→ Stored items from a collection:
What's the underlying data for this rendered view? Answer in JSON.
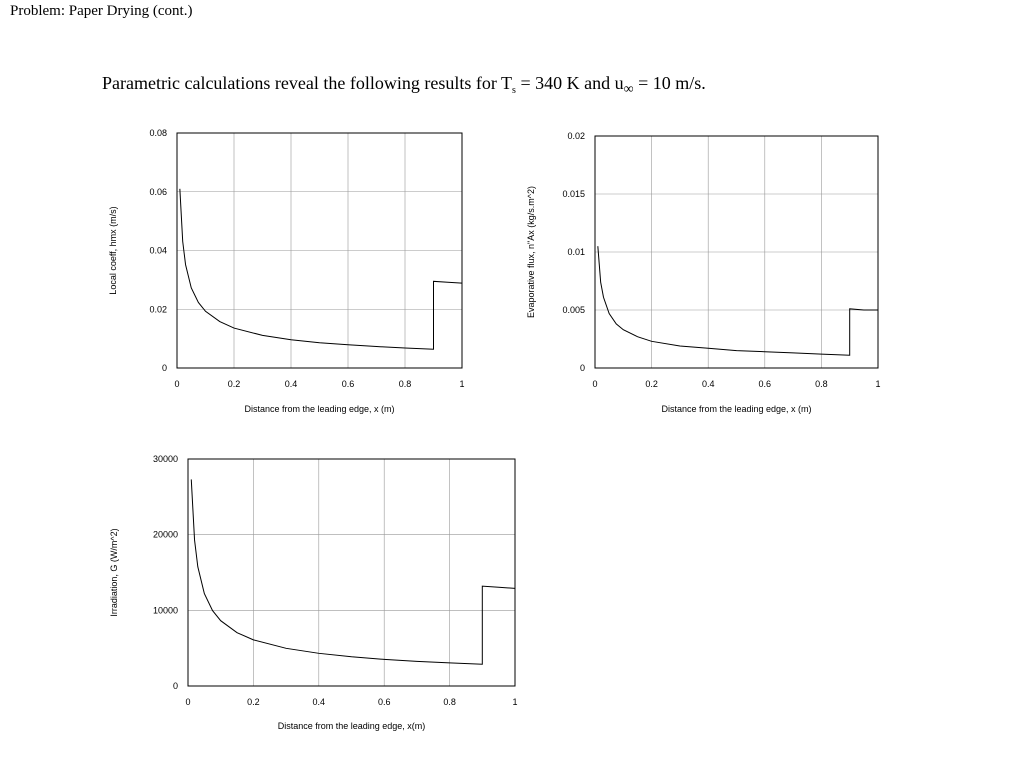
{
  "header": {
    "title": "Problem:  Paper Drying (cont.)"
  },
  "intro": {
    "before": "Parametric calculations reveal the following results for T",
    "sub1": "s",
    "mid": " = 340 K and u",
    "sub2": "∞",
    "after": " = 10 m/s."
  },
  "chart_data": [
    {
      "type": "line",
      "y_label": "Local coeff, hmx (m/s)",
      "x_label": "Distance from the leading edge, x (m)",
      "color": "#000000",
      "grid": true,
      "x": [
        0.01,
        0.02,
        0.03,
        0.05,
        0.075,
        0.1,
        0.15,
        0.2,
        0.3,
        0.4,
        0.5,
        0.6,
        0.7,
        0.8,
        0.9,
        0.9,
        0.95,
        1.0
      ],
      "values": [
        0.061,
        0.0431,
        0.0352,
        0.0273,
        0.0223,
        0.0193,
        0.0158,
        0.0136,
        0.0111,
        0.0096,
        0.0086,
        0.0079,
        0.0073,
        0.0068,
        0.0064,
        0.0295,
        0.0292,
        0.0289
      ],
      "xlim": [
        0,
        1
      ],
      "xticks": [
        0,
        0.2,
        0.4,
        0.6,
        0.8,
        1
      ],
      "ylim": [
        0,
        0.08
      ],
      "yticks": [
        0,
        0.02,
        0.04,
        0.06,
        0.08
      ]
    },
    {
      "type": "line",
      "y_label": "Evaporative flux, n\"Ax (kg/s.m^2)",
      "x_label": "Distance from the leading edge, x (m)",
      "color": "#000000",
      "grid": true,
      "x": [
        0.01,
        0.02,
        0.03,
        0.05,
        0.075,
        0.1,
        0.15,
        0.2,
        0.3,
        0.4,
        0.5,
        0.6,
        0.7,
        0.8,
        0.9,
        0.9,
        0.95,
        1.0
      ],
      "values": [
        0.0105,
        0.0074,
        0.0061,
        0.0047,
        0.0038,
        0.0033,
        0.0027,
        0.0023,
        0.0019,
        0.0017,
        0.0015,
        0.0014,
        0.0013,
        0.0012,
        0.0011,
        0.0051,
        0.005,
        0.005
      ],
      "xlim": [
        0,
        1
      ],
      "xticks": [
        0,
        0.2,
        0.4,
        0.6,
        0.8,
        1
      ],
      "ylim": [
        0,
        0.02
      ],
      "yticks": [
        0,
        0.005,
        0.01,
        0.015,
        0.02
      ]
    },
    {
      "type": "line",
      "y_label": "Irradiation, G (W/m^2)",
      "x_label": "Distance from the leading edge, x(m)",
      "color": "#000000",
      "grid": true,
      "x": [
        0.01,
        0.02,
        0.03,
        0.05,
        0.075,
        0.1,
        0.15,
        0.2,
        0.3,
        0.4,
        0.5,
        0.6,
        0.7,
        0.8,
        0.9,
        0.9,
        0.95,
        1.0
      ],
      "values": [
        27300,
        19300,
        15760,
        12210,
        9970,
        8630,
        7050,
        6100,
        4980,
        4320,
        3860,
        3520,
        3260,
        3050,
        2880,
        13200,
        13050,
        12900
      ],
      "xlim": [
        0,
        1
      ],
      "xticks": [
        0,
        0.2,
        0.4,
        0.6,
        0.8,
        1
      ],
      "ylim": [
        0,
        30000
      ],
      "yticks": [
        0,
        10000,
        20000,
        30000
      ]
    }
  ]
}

→ What is required:
Each entry above should be reproduced exactly, with the pictures removed.

→ The result:
What's the underlying data for this rendered view? Answer in JSON.
{
  "header": {
    "title": "Problem:  Paper Drying (cont.)"
  },
  "intro": {
    "before": "Parametric calculations reveal the following results for T",
    "sub1": "s",
    "mid": " = 340 K and u",
    "sub2": "∞",
    "after": " = 10 m/s."
  },
  "chart_data": [
    {
      "type": "line",
      "y_label": "Local coeff, hmx (m/s)",
      "x_label": "Distance from the leading edge, x (m)",
      "color": "#000000",
      "grid": true,
      "x": [
        0.01,
        0.02,
        0.03,
        0.05,
        0.075,
        0.1,
        0.15,
        0.2,
        0.3,
        0.4,
        0.5,
        0.6,
        0.7,
        0.8,
        0.9,
        0.9,
        0.95,
        1.0
      ],
      "values": [
        0.061,
        0.0431,
        0.0352,
        0.0273,
        0.0223,
        0.0193,
        0.0158,
        0.0136,
        0.0111,
        0.0096,
        0.0086,
        0.0079,
        0.0073,
        0.0068,
        0.0064,
        0.0295,
        0.0292,
        0.0289
      ],
      "xlim": [
        0,
        1
      ],
      "xticks": [
        0,
        0.2,
        0.4,
        0.6,
        0.8,
        1
      ],
      "ylim": [
        0,
        0.08
      ],
      "yticks": [
        0,
        0.02,
        0.04,
        0.06,
        0.08
      ]
    },
    {
      "type": "line",
      "y_label": "Evaporative flux, n\"Ax (kg/s.m^2)",
      "x_label": "Distance from the leading edge, x (m)",
      "color": "#000000",
      "grid": true,
      "x": [
        0.01,
        0.02,
        0.03,
        0.05,
        0.075,
        0.1,
        0.15,
        0.2,
        0.3,
        0.4,
        0.5,
        0.6,
        0.7,
        0.8,
        0.9,
        0.9,
        0.95,
        1.0
      ],
      "values": [
        0.0105,
        0.0074,
        0.0061,
        0.0047,
        0.0038,
        0.0033,
        0.0027,
        0.0023,
        0.0019,
        0.0017,
        0.0015,
        0.0014,
        0.0013,
        0.0012,
        0.0011,
        0.0051,
        0.005,
        0.005
      ],
      "xlim": [
        0,
        1
      ],
      "xticks": [
        0,
        0.2,
        0.4,
        0.6,
        0.8,
        1
      ],
      "ylim": [
        0,
        0.02
      ],
      "yticks": [
        0,
        0.005,
        0.01,
        0.015,
        0.02
      ]
    },
    {
      "type": "line",
      "y_label": "Irradiation, G (W/m^2)",
      "x_label": "Distance from the leading edge, x(m)",
      "color": "#000000",
      "grid": true,
      "x": [
        0.01,
        0.02,
        0.03,
        0.05,
        0.075,
        0.1,
        0.15,
        0.2,
        0.3,
        0.4,
        0.5,
        0.6,
        0.7,
        0.8,
        0.9,
        0.9,
        0.95,
        1.0
      ],
      "values": [
        27300,
        19300,
        15760,
        12210,
        9970,
        8630,
        7050,
        6100,
        4980,
        4320,
        3860,
        3520,
        3260,
        3050,
        2880,
        13200,
        13050,
        12900
      ],
      "xlim": [
        0,
        1
      ],
      "xticks": [
        0,
        0.2,
        0.4,
        0.6,
        0.8,
        1
      ],
      "ylim": [
        0,
        30000
      ],
      "yticks": [
        0,
        10000,
        20000,
        30000
      ]
    }
  ]
}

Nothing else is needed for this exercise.